- [Exercise instructions]:
Each entry that follows must be output without any deviation.

*** Records to use ***

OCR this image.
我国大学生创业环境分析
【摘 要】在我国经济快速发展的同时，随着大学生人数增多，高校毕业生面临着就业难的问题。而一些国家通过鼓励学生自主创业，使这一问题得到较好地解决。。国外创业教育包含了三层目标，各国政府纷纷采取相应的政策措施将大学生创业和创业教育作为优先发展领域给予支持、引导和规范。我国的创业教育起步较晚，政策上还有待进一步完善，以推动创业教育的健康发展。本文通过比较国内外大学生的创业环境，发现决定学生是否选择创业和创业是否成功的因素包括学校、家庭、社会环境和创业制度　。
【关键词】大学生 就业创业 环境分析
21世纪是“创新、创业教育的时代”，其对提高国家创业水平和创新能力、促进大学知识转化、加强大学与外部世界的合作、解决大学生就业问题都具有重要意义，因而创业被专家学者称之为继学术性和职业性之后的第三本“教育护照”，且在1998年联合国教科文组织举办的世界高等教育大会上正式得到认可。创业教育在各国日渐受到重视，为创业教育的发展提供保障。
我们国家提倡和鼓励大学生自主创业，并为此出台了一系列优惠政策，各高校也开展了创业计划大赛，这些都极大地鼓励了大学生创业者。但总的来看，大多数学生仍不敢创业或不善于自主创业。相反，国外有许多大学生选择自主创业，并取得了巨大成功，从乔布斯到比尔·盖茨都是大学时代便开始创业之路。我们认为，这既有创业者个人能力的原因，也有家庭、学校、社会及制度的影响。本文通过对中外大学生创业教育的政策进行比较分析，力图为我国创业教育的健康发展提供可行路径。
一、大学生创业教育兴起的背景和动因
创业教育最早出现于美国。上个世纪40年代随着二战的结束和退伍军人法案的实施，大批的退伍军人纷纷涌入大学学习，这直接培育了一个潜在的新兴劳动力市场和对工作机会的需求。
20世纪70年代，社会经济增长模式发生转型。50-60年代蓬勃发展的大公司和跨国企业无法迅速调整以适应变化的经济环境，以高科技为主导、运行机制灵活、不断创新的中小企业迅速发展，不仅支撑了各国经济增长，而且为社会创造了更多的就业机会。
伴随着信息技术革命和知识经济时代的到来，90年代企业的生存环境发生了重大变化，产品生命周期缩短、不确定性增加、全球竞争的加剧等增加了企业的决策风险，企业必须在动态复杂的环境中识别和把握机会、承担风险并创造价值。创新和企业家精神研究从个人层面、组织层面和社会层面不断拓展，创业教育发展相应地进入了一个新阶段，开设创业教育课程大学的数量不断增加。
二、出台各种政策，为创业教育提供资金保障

***

- [Result of the task]:
OCR this image.
我国大学生创业环境分析
【摘 要】在我国经济快速发展的同时，随着大学生人数增多，高校毕业生面临着就业难的问题。而一些国家通过鼓励学生自主创业，使这一问题得到较好地解决。。国外创业教育包含了三层目标，各国政府纷纷采取相应的政策措施将大学生创业和创业教育作为优先发展领域给予支持、引导和规范。我国的创业教育起步较晚，政策上还有待进一步完善，以推动创业教育的健康发展。本文通过比较国内外大学生的创业环境，发现决定学生是否选择创业和创业是否成功的因素包括学校、家庭、社会环境和创业制度　。
【关键词】大学生 就业创业 环境分析
21世纪是“创新、创业教育的时代”，其对提高国家创业水平和创新能力、促进大学知识转化、加强大学与外部世界的合作、解决大学生就业问题都具有重要意义，因而创业被专家学者称之为继学术性和职业性之后的第三本“教育护照”，且在1998年联合国教科文组织举办的世界高等教育大会上正式得到认可。创业教育在各国日渐受到重视，为创业教育的发展提供保障。
我们国家提倡和鼓励大学生自主创业，并为此出台了一系列优惠政策，各高校也开展了创业计划大赛，这些都极大地鼓励了大学生创业者。但总的来看，大多数学生仍不敢创业或不善于自主创业。相反，国外有许多大学生选择自主创业，并取得了巨大成功，从乔布斯到比尔·盖茨都是大学时代便开始创业之路。我们认为，这既有创业者个人能力的原因，也有家庭、学校、社会及制度的影响。本文通过对中外大学生创业教育的政策进行比较分析，力图为我国创业教育的健康发展提供可行路径。
一、大学生创业教育兴起的背景和动因
创业教育最早出现于美国。上个世纪40年代随着二战的结束和退伍军人法案的实施，大批的退伍军人纷纷涌入大学学习，这直接培育了一个潜在的新兴劳动力市场和对工作机会的需求。
20世纪70年代，社会经济增长模式发生转型。50-60年代蓬勃发展的大公司和跨国企业无法迅速调整以适应变化的经济环境，以高科技为主导、运行机制灵活、不断创新的中小企业迅速发展，不仅支撑了各国经济增长，而且为社会创造了更多的就业机会。
伴随着信息技术革命和知识经济时代的到来，90年代企业的生存环境发生了重大变化，产品生命周期缩短、不确定性增加、全球竞争的加剧等增加了企业的决策风险，企业必须在动态复杂的环境中识别和把握机会、承担风险并创造价值。创新和企业家精神研究从个人层面、组织层面和社会层面不断拓展，创业教育发展相应地进入了一个新阶段，开设创业教育课程大学的数量不断增加。
二、出台各种政策，为创业教育提供资金保障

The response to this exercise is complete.